[Goal] Swap every "Estimated" in the lines below for "Predicted", leaving all else unchanged.

[Data lines]
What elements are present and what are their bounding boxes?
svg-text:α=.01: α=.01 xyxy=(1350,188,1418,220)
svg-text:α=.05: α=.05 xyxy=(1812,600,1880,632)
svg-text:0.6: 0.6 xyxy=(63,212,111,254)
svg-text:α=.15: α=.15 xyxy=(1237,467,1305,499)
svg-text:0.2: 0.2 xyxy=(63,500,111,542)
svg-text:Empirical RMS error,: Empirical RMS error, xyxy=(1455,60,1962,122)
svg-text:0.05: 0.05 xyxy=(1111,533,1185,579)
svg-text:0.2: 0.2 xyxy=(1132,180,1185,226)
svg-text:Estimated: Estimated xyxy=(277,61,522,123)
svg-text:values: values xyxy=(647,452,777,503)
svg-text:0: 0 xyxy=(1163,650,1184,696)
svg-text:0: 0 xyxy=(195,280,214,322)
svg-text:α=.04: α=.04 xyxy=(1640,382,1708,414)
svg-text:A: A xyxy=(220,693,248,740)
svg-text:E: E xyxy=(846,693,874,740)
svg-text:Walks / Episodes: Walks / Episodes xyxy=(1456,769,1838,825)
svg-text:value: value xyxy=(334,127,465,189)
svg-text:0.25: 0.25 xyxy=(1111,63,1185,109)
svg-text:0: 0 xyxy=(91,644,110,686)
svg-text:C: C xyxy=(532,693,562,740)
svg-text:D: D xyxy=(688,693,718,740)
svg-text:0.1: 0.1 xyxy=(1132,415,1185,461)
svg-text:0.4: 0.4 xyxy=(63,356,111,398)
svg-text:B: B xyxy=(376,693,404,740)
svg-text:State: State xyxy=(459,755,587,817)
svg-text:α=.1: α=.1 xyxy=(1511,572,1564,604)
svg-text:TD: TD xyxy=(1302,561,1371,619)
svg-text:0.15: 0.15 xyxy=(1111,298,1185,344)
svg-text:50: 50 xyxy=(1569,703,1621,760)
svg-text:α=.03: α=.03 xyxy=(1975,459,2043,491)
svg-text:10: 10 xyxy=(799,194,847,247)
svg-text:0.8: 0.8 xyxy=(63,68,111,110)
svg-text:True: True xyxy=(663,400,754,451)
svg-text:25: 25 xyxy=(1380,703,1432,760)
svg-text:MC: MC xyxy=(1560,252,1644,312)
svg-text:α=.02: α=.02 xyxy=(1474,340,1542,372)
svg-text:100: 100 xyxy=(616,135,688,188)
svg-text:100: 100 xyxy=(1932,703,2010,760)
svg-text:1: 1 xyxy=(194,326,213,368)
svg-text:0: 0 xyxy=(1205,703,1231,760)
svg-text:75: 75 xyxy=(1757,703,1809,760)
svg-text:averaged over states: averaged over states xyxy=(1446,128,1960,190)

[Answer for the task]
What elements are present and what are their bounding boxes?
svg-text:α=.01: α=.01 xyxy=(1350,188,1418,220)
svg-text:α=.05: α=.05 xyxy=(1812,600,1880,632)
svg-text:0.6: 0.6 xyxy=(63,212,111,254)
svg-text:α=.15: α=.15 xyxy=(1237,467,1305,499)
svg-text:0.2: 0.2 xyxy=(63,500,111,542)
svg-text:Empirical RMS error,: Empirical RMS error, xyxy=(1455,60,1962,122)
svg-text:0.05: 0.05 xyxy=(1111,533,1185,579)
svg-text:0.2: 0.2 xyxy=(1132,180,1185,226)
svg-text:Predicted: Predicted xyxy=(277,61,522,123)
svg-text:values: values xyxy=(647,452,777,503)
svg-text:0: 0 xyxy=(1163,650,1184,696)
svg-text:0: 0 xyxy=(195,280,214,322)
svg-text:α=.04: α=.04 xyxy=(1640,382,1708,414)
svg-text:A: A xyxy=(220,693,248,740)
svg-text:E: E xyxy=(846,693,874,740)
svg-text:Walks / Episodes: Walks / Episodes xyxy=(1456,769,1838,825)
svg-text:value: value xyxy=(334,127,465,189)
svg-text:0.25: 0.25 xyxy=(1111,63,1185,109)
svg-text:0: 0 xyxy=(91,644,110,686)
svg-text:C: C xyxy=(532,693,562,740)
svg-text:D: D xyxy=(688,693,718,740)
svg-text:0.1: 0.1 xyxy=(1132,415,1185,461)
svg-text:0.4: 0.4 xyxy=(63,356,111,398)
svg-text:B: B xyxy=(376,693,404,740)
svg-text:State: State xyxy=(459,755,587,817)
svg-text:α=.1: α=.1 xyxy=(1511,572,1564,604)
svg-text:TD: TD xyxy=(1302,561,1371,619)
svg-text:0.15: 0.15 xyxy=(1111,298,1185,344)
svg-text:50: 50 xyxy=(1569,703,1621,760)
svg-text:α=.03: α=.03 xyxy=(1975,459,2043,491)
svg-text:10: 10 xyxy=(799,194,847,247)
svg-text:0.8: 0.8 xyxy=(63,68,111,110)
svg-text:True: True xyxy=(663,400,754,451)
svg-text:25: 25 xyxy=(1380,703,1432,760)
svg-text:MC: MC xyxy=(1560,252,1644,312)
svg-text:α=.02: α=.02 xyxy=(1474,340,1542,372)
svg-text:100: 100 xyxy=(616,135,688,188)
svg-text:100: 100 xyxy=(1932,703,2010,760)
svg-text:1: 1 xyxy=(194,326,213,368)
svg-text:0: 0 xyxy=(1205,703,1231,760)
svg-text:75: 75 xyxy=(1757,703,1809,760)
svg-text:averaged over states: averaged over states xyxy=(1446,128,1960,190)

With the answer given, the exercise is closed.